Exercise directions -> Continue the notes on how anthropology and sociology study social interaction, picking up right after the last line shown.

Text segment ->
⁂

Interaction and transaction are the basic data on which to build analyses. The social sciences describe and explain how interactions occur and what their products are. These interactions can develop in different directions depending on what cluster of interactions is being studied. For example:

?study of material goods = economics

?study of actions that flow from and aggregate to the State = political science

?all that is left over = anthropology/sociology

Anthropology/sociology study the common processes that cut across different institutions, how we build norms and how those norms become stable patterns, and how action under rules looks like (e.g. bureaucracy, structure of organizations).

*Social organization is a set of rules of behavior.

Where are the spaces outside of the rules? deviance

And if someone violates official rules? crime

*Normativity vs. violation – an aspect in social interaction involving power

history of anthropology and sociology:

?sociology started in the mid 19th century, coming out of philosophy as society became more complex – a focus on urban life (cities, industrial production) took into account the historical change in the organization of daily life (from living in a community of familiars to living among strangers)

?anthropology arose at the end of the 19th century to study the non-industrial world, the exotic and unknown

?the two disciplines have often merged, with large overlaps and variations within (e.g.

⁂

Excerpted data ->
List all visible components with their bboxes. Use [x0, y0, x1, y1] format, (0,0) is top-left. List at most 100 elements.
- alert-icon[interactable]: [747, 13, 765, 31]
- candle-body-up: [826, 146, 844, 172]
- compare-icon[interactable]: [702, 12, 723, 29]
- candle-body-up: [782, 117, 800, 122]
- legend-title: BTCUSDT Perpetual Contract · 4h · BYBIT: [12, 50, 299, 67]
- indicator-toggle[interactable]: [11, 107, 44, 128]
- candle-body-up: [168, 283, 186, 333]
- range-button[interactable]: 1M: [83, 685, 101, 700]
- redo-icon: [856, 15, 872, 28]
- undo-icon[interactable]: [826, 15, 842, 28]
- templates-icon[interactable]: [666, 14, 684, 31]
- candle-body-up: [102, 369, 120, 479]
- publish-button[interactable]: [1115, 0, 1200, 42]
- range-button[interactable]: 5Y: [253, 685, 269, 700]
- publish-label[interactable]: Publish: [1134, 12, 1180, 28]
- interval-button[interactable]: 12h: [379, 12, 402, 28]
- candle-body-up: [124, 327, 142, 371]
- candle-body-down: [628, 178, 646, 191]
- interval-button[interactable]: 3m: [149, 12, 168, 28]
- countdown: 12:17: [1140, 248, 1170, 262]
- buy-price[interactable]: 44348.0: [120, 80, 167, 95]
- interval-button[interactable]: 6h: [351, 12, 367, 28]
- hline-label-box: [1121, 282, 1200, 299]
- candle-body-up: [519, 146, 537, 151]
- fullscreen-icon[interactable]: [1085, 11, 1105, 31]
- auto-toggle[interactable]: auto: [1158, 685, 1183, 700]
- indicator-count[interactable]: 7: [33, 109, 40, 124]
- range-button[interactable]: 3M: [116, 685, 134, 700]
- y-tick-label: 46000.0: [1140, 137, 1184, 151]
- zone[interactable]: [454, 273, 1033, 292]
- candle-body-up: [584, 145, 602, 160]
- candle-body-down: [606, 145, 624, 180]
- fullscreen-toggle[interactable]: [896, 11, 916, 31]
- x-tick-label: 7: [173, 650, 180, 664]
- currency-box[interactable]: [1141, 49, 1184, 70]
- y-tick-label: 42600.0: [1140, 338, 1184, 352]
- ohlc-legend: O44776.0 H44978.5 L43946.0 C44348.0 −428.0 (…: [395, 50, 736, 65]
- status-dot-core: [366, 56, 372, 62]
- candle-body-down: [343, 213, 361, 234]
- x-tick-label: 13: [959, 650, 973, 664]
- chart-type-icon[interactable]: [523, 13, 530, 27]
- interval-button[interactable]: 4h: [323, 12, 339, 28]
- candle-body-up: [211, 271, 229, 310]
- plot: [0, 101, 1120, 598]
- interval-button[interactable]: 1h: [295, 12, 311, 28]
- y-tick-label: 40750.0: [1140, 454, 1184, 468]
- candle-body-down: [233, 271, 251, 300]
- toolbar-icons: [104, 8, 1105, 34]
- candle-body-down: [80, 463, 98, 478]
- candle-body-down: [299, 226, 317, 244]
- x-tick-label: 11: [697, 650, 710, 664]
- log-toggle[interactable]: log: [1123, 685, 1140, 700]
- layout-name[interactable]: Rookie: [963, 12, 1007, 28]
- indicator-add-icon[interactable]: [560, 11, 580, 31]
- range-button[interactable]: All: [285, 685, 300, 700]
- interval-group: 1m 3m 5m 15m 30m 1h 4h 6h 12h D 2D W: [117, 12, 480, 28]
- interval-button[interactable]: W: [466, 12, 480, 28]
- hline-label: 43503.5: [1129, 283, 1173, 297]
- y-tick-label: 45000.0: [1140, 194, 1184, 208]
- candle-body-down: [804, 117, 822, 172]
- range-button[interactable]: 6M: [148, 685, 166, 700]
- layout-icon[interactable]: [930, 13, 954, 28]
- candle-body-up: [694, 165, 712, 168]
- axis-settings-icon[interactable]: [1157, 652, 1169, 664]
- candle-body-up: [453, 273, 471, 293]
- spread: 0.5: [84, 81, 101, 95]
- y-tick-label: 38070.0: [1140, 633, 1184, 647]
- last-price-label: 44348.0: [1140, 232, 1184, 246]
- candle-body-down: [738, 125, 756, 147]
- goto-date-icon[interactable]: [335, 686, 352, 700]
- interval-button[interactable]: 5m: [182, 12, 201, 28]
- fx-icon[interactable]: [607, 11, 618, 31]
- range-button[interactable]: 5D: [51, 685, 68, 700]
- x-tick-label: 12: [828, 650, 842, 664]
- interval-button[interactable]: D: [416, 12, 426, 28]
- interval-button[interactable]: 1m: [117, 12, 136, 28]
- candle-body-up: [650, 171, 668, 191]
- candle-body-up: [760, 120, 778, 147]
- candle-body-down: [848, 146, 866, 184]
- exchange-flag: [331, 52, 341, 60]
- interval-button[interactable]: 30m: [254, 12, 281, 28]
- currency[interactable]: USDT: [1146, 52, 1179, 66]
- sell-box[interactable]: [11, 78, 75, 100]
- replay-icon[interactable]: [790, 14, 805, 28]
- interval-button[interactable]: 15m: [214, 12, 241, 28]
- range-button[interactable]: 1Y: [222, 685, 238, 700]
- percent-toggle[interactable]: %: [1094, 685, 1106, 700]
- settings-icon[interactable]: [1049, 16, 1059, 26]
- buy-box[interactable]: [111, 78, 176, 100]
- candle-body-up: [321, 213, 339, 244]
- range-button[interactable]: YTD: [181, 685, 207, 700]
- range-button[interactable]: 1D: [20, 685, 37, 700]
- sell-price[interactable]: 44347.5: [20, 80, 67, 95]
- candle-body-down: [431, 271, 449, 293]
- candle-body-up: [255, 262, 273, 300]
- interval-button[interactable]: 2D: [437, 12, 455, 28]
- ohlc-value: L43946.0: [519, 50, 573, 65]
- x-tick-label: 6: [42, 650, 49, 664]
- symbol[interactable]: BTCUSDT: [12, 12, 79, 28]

⁂

Response for this exercise ->
cultural anthropology's reliance on observation and ethnographic accounts has parallels in sociology; physical and linguistic anthropology is not found in sociology, but elaborate quantitative modeling of social action is not generally found in anthropology. The settings studied (e.g. modern industrial or industrializing societies are studied by both, as are smaller scale social groups).

All social scientists have ambitions to be scientists, such that it means that they are engaged in a publicly accessible and cognitively collaborative forms of sense-making, involving observation. interpretation, and sometimes explanation of social action. Anthropological/sociological interpretation can be critical, in the sense of describing how a social situation came to be, what functions and interests it serves, and what alternatives are not pursued.

In general, Anthropology/sociology vs. economics/political sciences

Anthropology/sociology notice, record, and explain how social forces shape human experience without claiming a basic preference for one form of organization over another, or claiming one guiding telos (purpose) to social life. Economics (classical and neo-classical economics), in contrast for example, claims that maximizing utility is both the basic human drive and is the preferable ground for organizing economies. Much American political science also begins with an underlying preference that assumes the priority and preference for democratic political systems.

At base, however, these social sciences begin from the premise that social forces are collectively produced – they are the product of the interactions/ transactions of individuals and groups.

No matter how personal our experiences or sense of individual, we are always acting in a context that shapes/frames our capacity to act and our perspective, interpretations of actions.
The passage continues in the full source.